TASK BRIEF >>
Print the full listing exactly.
-------- EXERCISE MATERIALS --------
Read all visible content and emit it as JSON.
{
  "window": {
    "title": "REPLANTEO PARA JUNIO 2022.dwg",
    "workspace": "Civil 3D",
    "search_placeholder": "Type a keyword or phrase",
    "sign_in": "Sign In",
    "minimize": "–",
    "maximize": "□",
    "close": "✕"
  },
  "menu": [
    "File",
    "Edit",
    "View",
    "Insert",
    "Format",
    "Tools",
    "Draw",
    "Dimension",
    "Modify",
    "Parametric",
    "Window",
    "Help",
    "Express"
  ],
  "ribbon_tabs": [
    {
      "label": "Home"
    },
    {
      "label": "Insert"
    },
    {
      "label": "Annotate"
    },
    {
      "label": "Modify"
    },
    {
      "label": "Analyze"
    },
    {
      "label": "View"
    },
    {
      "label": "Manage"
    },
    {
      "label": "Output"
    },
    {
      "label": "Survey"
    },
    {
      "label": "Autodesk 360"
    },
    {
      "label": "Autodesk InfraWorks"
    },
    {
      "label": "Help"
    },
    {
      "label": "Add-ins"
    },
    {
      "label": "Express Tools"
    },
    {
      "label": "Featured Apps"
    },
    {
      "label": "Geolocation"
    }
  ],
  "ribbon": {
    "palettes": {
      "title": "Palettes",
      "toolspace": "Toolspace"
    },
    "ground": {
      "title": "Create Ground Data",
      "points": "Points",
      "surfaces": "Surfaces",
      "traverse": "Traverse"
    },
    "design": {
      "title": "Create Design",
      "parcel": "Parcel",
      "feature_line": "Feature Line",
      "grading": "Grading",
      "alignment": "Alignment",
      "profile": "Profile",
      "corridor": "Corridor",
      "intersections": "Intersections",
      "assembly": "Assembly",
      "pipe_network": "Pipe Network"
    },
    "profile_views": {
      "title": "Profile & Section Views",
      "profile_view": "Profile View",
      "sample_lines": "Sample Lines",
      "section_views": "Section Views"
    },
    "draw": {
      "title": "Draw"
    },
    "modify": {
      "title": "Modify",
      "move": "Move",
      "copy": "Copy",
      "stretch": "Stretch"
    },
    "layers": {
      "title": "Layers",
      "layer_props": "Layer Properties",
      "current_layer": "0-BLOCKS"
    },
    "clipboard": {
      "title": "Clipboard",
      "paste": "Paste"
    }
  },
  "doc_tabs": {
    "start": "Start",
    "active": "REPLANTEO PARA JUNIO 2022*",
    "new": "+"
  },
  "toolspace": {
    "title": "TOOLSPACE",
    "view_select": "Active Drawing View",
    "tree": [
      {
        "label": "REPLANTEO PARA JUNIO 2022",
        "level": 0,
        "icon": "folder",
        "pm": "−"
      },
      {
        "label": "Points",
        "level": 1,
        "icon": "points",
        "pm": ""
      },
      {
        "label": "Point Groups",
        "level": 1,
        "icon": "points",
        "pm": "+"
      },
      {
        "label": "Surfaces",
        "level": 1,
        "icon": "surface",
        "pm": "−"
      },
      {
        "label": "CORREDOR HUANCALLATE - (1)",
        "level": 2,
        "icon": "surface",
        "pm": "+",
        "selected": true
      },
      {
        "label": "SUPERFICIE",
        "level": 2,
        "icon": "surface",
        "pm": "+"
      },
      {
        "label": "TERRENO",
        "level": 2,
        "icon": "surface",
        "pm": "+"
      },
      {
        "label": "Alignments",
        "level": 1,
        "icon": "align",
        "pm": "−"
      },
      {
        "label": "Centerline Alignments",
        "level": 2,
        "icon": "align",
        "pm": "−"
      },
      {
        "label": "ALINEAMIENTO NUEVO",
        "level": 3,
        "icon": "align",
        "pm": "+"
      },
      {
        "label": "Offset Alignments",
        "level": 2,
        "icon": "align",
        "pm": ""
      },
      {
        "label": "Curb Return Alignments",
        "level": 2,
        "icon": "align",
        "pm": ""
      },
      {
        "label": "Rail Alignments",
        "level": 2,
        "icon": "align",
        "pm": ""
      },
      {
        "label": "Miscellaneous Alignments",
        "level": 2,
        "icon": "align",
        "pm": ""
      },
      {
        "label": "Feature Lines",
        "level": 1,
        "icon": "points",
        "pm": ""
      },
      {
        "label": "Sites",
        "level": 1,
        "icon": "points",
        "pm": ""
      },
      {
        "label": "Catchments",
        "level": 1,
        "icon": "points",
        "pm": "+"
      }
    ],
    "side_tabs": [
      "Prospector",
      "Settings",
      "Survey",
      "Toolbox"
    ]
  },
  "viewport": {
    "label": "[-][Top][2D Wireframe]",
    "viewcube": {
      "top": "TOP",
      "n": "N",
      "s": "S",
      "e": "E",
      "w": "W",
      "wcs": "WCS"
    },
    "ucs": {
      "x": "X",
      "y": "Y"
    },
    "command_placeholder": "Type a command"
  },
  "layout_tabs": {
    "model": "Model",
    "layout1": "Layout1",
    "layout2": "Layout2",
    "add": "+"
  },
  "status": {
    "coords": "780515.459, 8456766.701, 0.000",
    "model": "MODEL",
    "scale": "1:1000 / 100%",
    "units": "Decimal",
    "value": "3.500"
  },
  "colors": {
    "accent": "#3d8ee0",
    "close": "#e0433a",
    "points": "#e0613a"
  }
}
--------
THE OUTPUT >>
Read all visible content and emit it as JSON.
{
  "window": {
    "title": "REPLANTEO PARA JUNIO 2022.dwg",
    "workspace": "Civil 3D",
    "search_placeholder": "Type a keyword or phrase",
    "sign_in": "Sign In",
    "minimize": "–",
    "maximize": "□",
    "close": "✕"
  },
  "menu": [
    "File",
    "Edit",
    "View",
    "Insert",
    "Format",
    "Tools",
    "Draw",
    "Dimension",
    "Modify",
    "Parametric",
    "Window",
    "Help",
    "Express"
  ],
  "ribbon_tabs": [
    {
      "label": "Home"
    },
    {
      "label": "Insert"
    },
    {
      "label": "Annotate"
    },
    {
      "label": "Modify"
    },
    {
      "label": "Analyze"
    },
    {
      "label": "View"
    },
    {
      "label": "Manage"
    },
    {
      "label": "Output"
    },
    {
      "label": "Survey"
    },
    {
      "label": "Autodesk 360"
    },
    {
      "label": "Autodesk InfraWorks"
    },
    {
      "label": "Help"
    },
    {
      "label": "Add-ins"
    },
    {
      "label": "Express Tools"
    },
    {
      "label": "Featured Apps"
    },
    {
      "label": "Geolocation"
    }
  ],
  "ribbon": {
    "palettes": {
      "title": "Palettes",
      "toolspace": "Toolspace"
    },
    "ground": {
      "title": "Create Ground Data",
      "points": "Points",
      "surfaces": "Surfaces",
      "traverse": "Traverse"
    },
    "design": {
      "title": "Create Design",
      "parcel": "Parcel",
      "feature_line": "Feature Line",
      "grading": "Grading",
      "alignment": "Alignment",
      "profile": "Profile",
      "corridor": "Corridor",
      "intersections": "Intersections",
      "assembly": "Assembly",
      "pipe_network": "Pipe Network"
    },
    "profile_views": {
      "title": "Profile & Section Views",
      "profile_view": "Profile View",
      "sample_lines": "Sample Lines",
      "section_views": "Section Views"
    },
    "draw": {
      "title": "Draw"
    },
    "modify": {
      "title": "Modify",
      "move": "Move",
      "copy": "Copy",
      "stretch": "Stretch"
    },
    "layers": {
      "title": "Layers",
      "layer_props": "Layer Properties",
      "current_layer": "0-BLOCKS"
    },
    "clipboard": {
      "title": "Clipboard",
      "paste": "Paste"
    }
  },
  "doc_tabs": {
    "start": "Start",
    "active": "REPLANTEO PARA JUNIO 2022*",
    "new": "+"
  },
  "toolspace": {
    "title": "TOOLSPACE",
    "view_select": "Active Drawing View",
    "tree": [
      {
        "label": "REPLANTEO PARA JUNIO 2022",
        "level": 0,
        "icon": "folder",
        "pm": "−"
      },
      {
        "label": "Points",
        "level": 1,
        "icon": "points",
        "pm": ""
      },
      {
        "label": "Point Groups",
        "level": 1,
        "icon": "points",
        "pm": "+"
      },
      {
        "label": "Surfaces",
        "level": 1,
        "icon": "surface",
        "pm": "−"
      },
      {
        "label": "CORREDOR HUANCALLATE - (1)",
        "level": 2,
        "icon": "surface",
        "pm": "+",
        "selected": true
      },
      {
        "label": "SUPERFICIE",
        "level": 2,
        "icon": "surface",
        "pm": "+"
      },
      {
        "label": "TERRENO",
        "level": 2,
        "icon": "surface",
        "pm": "+"
      },
      {
        "label": "Alignments",
        "level": 1,
        "icon": "align",
        "pm": "−"
      },
      {
        "label": "Centerline Alignments",
        "level": 2,
        "icon": "align",
        "pm": "−"
      },
      {
        "label": "ALINEAMIENTO NUEVO",
        "level": 3,
        "icon": "align",
        "pm": "+"
      },
      {
        "label": "Offset Alignments",
        "level": 2,
        "icon": "align",
        "pm": ""
      },
      {
        "label": "Curb Return Alignments",
        "level": 2,
        "icon": "align",
        "pm": ""
      },
      {
        "label": "Rail Alignments",
        "level": 2,
        "icon": "align",
        "pm": ""
      },
      {
        "label": "Miscellaneous Alignments",
        "level": 2,
        "icon": "align",
        "pm": ""
      },
      {
        "label": "Feature Lines",
        "level": 1,
        "icon": "points",
        "pm": ""
      },
      {
        "label": "Sites",
        "level": 1,
        "icon": "points",
        "pm": ""
      },
      {
        "label": "Catchments",
        "level": 1,
        "icon": "points",
        "pm": "+"
      }
    ],
    "side_tabs": [
      "Prospector",
      "Settings",
      "Survey",
      "Toolbox"
    ]
  },
  "viewport": {
    "label": "[-][Top][2D Wireframe]",
    "viewcube": {
      "top": "TOP",
      "n": "N",
      "s": "S",
      "e": "E",
      "w": "W",
      "wcs": "WCS"
    },
    "ucs": {
      "x": "X",
      "y": "Y"
    },
    "command_placeholder": "Type a command"
  },
  "layout_tabs": {
    "model": "Model",
    "layout1": "Layout1",
    "layout2": "Layout2",
    "add": "+"
  },
  "status": {
    "coords": "780515.459, 8456766.701, 0.000",
    "model": "MODEL",
    "scale": "1:1000 / 100%",
    "units": "Decimal",
    "value": "3.500"
  },
  "colors": {
    "accent": "#3d8ee0",
    "close": "#e0433a",
    "points": "#e0613a"
  }
}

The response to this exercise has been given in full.